Collection entries
_ _ _ _
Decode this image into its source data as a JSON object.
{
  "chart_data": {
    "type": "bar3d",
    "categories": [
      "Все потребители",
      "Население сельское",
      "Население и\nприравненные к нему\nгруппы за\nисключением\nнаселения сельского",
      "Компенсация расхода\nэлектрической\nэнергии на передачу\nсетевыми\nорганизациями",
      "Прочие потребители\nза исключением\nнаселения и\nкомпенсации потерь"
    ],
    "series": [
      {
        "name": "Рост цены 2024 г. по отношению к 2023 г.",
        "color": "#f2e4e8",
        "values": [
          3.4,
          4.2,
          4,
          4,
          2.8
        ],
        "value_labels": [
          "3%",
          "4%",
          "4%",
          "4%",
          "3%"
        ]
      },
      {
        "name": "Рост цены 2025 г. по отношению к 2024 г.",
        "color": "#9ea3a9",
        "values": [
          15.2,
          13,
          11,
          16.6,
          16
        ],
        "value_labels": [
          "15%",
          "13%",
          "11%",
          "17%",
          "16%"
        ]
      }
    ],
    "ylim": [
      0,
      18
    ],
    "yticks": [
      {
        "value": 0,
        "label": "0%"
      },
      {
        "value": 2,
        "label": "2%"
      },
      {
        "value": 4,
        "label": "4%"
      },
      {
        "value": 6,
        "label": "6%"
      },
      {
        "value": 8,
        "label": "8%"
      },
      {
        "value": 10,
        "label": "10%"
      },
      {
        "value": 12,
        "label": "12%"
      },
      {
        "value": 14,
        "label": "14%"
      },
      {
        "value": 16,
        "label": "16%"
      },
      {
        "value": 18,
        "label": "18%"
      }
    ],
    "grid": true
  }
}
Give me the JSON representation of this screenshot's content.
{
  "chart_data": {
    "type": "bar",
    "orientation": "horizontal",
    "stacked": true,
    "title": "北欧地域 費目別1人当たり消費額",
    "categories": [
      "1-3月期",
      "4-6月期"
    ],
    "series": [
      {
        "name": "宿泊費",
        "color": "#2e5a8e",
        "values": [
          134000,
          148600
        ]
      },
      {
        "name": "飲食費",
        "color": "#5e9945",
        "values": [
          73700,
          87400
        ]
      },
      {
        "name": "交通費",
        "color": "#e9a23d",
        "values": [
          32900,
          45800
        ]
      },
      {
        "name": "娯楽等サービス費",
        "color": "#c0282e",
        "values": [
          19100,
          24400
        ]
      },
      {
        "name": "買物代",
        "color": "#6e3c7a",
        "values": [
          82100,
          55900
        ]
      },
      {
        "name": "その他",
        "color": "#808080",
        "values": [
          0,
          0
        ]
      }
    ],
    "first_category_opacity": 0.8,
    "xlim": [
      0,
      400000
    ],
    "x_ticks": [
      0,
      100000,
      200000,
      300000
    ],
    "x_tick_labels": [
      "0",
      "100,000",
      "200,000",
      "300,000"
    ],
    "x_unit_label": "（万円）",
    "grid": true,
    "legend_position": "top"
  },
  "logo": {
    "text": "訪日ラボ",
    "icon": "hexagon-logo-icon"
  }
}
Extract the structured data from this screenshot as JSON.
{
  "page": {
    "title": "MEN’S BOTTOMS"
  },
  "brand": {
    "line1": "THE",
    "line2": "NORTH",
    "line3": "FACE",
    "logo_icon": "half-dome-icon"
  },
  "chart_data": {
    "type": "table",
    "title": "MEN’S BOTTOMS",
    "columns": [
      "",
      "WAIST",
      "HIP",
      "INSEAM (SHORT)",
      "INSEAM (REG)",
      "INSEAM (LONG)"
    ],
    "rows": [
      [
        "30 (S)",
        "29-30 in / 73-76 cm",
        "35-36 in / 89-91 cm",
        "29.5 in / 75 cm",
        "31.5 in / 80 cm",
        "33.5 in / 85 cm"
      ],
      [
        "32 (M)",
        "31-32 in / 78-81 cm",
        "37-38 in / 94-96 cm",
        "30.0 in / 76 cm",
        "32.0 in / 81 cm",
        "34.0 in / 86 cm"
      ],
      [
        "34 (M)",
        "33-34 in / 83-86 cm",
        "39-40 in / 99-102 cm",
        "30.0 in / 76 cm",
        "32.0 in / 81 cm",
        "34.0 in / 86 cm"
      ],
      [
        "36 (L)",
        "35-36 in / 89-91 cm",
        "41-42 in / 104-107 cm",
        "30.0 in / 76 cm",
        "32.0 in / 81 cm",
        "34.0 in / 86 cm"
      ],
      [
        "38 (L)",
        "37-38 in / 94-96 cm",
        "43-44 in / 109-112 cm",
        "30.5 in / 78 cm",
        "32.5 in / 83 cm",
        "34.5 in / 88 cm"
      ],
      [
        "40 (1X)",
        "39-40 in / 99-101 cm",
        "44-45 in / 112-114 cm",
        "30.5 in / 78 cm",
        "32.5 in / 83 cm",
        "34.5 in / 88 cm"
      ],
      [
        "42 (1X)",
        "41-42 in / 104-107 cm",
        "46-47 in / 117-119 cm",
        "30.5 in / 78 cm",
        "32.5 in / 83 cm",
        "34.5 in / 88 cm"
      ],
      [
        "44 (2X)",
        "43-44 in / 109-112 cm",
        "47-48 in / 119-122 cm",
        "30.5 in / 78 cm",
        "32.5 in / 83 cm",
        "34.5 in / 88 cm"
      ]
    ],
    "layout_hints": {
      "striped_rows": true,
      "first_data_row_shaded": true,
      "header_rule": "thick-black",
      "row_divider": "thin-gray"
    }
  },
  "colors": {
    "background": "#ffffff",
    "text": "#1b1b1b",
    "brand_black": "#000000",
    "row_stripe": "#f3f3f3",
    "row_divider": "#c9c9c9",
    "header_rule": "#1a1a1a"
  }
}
_ _ _ _
» **Written task**: Repeat the whole listing exactly, keeping every line intact.

» **Answer to this problem**:
Decode this image into its source data as a JSON object.
{
  "chart_data": {
    "type": "bar3d",
    "categories": [
      "Все потребители",
      "Население сельское",
      "Население и\nприравненные к нему\nгруппы за\nисключением\nнаселения сельского",
      "Компенсация расхода\nэлектрической\nэнергии на передачу\nсетевыми\nорганизациями",
      "Прочие потребители\nза исключением\nнаселения и\nкомпенсации потерь"
    ],
    "series": [
      {
        "name": "Рост цены 2024 г. по отношению к 2023 г.",
        "color": "#f2e4e8",
        "values": [
          3.4,
          4.2,
          4,
          4,
          2.8
        ],
        "value_labels": [
          "3%",
          "4%",
          "4%",
          "4%",
          "3%"
        ]
      },
      {
        "name": "Рост цены 2025 г. по отношению к 2024 г.",
        "color": "#9ea3a9",
        "values": [
          15.2,
          13,
          11,
          16.6,
          16
        ],
        "value_labels": [
          "15%",
          "13%",
          "11%",
          "17%",
          "16%"
        ]
      }
    ],
    "ylim": [
      0,
      18
    ],
    "yticks": [
      {
        "value": 0,
        "label": "0%"
      },
      {
        "value": 2,
        "label": "2%"
      },
      {
        "value": 4,
        "label": "4%"
      },
      {
        "value": 6,
        "label": "6%"
      },
      {
        "value": 8,
        "label": "8%"
      },
      {
        "value": 10,
        "label": "10%"
      },
      {
        "value": 12,
        "label": "12%"
      },
      {
        "value": 14,
        "label": "14%"
      },
      {
        "value": 16,
        "label": "16%"
      },
      {
        "value": 18,
        "label": "18%"
      }
    ],
    "grid": true
  }
}
Give me the JSON representation of this screenshot's content.
{
  "chart_data": {
    "type": "bar",
    "orientation": "horizontal",
    "stacked": true,
    "title": "北欧地域 費目別1人当たり消費額",
    "categories": [
      "1-3月期",
      "4-6月期"
    ],
    "series": [
      {
        "name": "宿泊費",
        "color": "#2e5a8e",
        "values": [
          134000,
          148600
        ]
      },
      {
        "name": "飲食費",
        "color": "#5e9945",
        "values": [
          73700,
          87400
        ]
      },
      {
        "name": "交通費",
        "color": "#e9a23d",
        "values": [
          32900,
          45800
        ]
      },
      {
        "name": "娯楽等サービス費",
        "color": "#c0282e",
        "values": [
          19100,
          24400
        ]
      },
      {
        "name": "買物代",
        "color": "#6e3c7a",
        "values": [
          82100,
          55900
        ]
      },
      {
        "name": "その他",
        "color": "#808080",
        "values": [
          0,
          0
        ]
      }
    ],
    "first_category_opacity": 0.8,
    "xlim": [
      0,
      400000
    ],
    "x_ticks": [
      0,
      100000,
      200000,
      300000
    ],
    "x_tick_labels": [
      "0",
      "100,000",
      "200,000",
      "300,000"
    ],
    "x_unit_label": "（万円）",
    "grid": true,
    "legend_position": "top"
  },
  "logo": {
    "text": "訪日ラボ",
    "icon": "hexagon-logo-icon"
  }
}
Extract the structured data from this screenshot as JSON.
{
  "page": {
    "title": "MEN’S BOTTOMS"
  },
  "brand": {
    "line1": "THE",
    "line2": "NORTH",
    "line3": "FACE",
    "logo_icon": "half-dome-icon"
  },
  "chart_data": {
    "type": "table",
    "title": "MEN’S BOTTOMS",
    "columns": [
      "",
      "WAIST",
      "HIP",
      "INSEAM (SHORT)",
      "INSEAM (REG)",
      "INSEAM (LONG)"
    ],
    "rows": [
      [
        "30 (S)",
        "29-30 in / 73-76 cm",
        "35-36 in / 89-91 cm",
        "29.5 in / 75 cm",
        "31.5 in / 80 cm",
        "33.5 in / 85 cm"
      ],
      [
        "32 (M)",
        "31-32 in / 78-81 cm",
        "37-38 in / 94-96 cm",
        "30.0 in / 76 cm",
        "32.0 in / 81 cm",
        "34.0 in / 86 cm"
      ],
      [
        "34 (M)",
        "33-34 in / 83-86 cm",
        "39-40 in / 99-102 cm",
        "30.0 in / 76 cm",
        "32.0 in / 81 cm",
        "34.0 in / 86 cm"
      ],
      [
        "36 (L)",
        "35-36 in / 89-91 cm",
        "41-42 in / 104-107 cm",
        "30.0 in / 76 cm",
        "32.0 in / 81 cm",
        "34.0 in / 86 cm"
      ],
      [
        "38 (L)",
        "37-38 in / 94-96 cm",
        "43-44 in / 109-112 cm",
        "30.5 in / 78 cm",
        "32.5 in / 83 cm",
        "34.5 in / 88 cm"
      ],
      [
        "40 (1X)",
        "39-40 in / 99-101 cm",
        "44-45 in / 112-114 cm",
        "30.5 in / 78 cm",
        "32.5 in / 83 cm",
        "34.5 in / 88 cm"
      ],
      [
        "42 (1X)",
        "41-42 in / 104-107 cm",
        "46-47 in / 117-119 cm",
        "30.5 in / 78 cm",
        "32.5 in / 83 cm",
        "34.5 in / 88 cm"
      ],
      [
        "44 (2X)",
        "43-44 in / 109-112 cm",
        "47-48 in / 119-122 cm",
        "30.5 in / 78 cm",
        "32.5 in / 83 cm",
        "34.5 in / 88 cm"
      ]
    ],
    "layout_hints": {
      "striped_rows": true,
      "first_data_row_shaded": true,
      "header_rule": "thick-black",
      "row_divider": "thin-gray"
    }
  },
  "colors": {
    "background": "#ffffff",
    "text": "#1b1b1b",
    "brand_black": "#000000",
    "row_stripe": "#f3f3f3",
    "row_divider": "#c9c9c9",
    "header_rule": "#1a1a1a"
  }
}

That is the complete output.